### WHAT TO WORK ON
Provide the data again in its entirety, exactly as given.
╭─ INPUT
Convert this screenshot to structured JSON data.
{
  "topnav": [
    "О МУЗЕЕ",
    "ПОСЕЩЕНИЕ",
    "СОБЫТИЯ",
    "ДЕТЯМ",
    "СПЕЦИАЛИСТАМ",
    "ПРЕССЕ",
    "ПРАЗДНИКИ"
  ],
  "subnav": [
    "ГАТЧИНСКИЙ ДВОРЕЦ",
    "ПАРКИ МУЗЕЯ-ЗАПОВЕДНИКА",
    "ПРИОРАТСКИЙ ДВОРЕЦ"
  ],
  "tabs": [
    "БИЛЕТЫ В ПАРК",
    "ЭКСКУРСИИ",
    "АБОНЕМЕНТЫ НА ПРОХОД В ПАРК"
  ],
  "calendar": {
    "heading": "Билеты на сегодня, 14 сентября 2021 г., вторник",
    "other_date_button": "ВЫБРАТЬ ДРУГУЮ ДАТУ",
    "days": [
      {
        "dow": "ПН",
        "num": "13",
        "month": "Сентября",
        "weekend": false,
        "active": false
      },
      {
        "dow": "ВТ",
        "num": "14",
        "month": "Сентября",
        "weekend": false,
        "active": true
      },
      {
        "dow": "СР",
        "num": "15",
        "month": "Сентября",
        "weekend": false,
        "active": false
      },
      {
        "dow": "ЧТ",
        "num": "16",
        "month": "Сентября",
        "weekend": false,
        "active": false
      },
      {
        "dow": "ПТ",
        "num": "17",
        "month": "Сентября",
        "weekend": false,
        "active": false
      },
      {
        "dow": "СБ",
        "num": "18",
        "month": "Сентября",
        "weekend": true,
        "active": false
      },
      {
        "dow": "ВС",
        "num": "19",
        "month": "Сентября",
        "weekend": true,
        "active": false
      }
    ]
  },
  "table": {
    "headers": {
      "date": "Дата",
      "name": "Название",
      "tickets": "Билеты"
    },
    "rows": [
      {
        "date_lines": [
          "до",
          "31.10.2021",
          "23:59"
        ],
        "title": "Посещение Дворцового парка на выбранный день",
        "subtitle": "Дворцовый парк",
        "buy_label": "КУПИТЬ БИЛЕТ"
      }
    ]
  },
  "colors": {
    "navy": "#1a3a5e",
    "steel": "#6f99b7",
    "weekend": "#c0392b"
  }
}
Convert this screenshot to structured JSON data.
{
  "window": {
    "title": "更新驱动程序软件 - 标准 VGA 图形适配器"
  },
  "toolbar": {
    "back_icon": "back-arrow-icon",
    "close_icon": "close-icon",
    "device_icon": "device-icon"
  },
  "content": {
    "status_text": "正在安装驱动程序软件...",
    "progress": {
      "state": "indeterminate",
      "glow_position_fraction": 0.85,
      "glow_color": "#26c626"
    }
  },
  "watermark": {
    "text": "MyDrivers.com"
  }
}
╰─
### EXPECTED ANSWER
Convert this screenshot to structured JSON data.
{
  "topnav": [
    "О МУЗЕЕ",
    "ПОСЕЩЕНИЕ",
    "СОБЫТИЯ",
    "ДЕТЯМ",
    "СПЕЦИАЛИСТАМ",
    "ПРЕССЕ",
    "ПРАЗДНИКИ"
  ],
  "subnav": [
    "ГАТЧИНСКИЙ ДВОРЕЦ",
    "ПАРКИ МУЗЕЯ-ЗАПОВЕДНИКА",
    "ПРИОРАТСКИЙ ДВОРЕЦ"
  ],
  "tabs": [
    "БИЛЕТЫ В ПАРК",
    "ЭКСКУРСИИ",
    "АБОНЕМЕНТЫ НА ПРОХОД В ПАРК"
  ],
  "calendar": {
    "heading": "Билеты на сегодня, 14 сентября 2021 г., вторник",
    "other_date_button": "ВЫБРАТЬ ДРУГУЮ ДАТУ",
    "days": [
      {
        "dow": "ПН",
        "num": "13",
        "month": "Сентября",
        "weekend": false,
        "active": false
      },
      {
        "dow": "ВТ",
        "num": "14",
        "month": "Сентября",
        "weekend": false,
        "active": true
      },
      {
        "dow": "СР",
        "num": "15",
        "month": "Сентября",
        "weekend": false,
        "active": false
      },
      {
        "dow": "ЧТ",
        "num": "16",
        "month": "Сентября",
        "weekend": false,
        "active": false
      },
      {
        "dow": "ПТ",
        "num": "17",
        "month": "Сентября",
        "weekend": false,
        "active": false
      },
      {
        "dow": "СБ",
        "num": "18",
        "month": "Сентября",
        "weekend": true,
        "active": false
      },
      {
        "dow": "ВС",
        "num": "19",
        "month": "Сентября",
        "weekend": true,
        "active": false
      }
    ]
  },
  "table": {
    "headers": {
      "date": "Дата",
      "name": "Название",
      "tickets": "Билеты"
    },
    "rows": [
      {
        "date_lines": [
          "до",
          "31.10.2021",
          "23:59"
        ],
        "title": "Посещение Дворцового парка на выбранный день",
        "subtitle": "Дворцовый парк",
        "buy_label": "КУПИТЬ БИЛЕТ"
      }
    ]
  },
  "colors": {
    "navy": "#1a3a5e",
    "steel": "#6f99b7",
    "weekend": "#c0392b"
  }
}
Convert this screenshot to structured JSON data.
{
  "window": {
    "title": "更新驱动程序软件 - 标准 VGA 图形适配器"
  },
  "toolbar": {
    "back_icon": "back-arrow-icon",
    "close_icon": "close-icon",
    "device_icon": "device-icon"
  },
  "content": {
    "status_text": "正在安装驱动程序软件...",
    "progress": {
      "state": "indeterminate",
      "glow_position_fraction": 0.85,
      "glow_color": "#26c626"
    }
  },
  "watermark": {
    "text": "MyDrivers.com"
  }
}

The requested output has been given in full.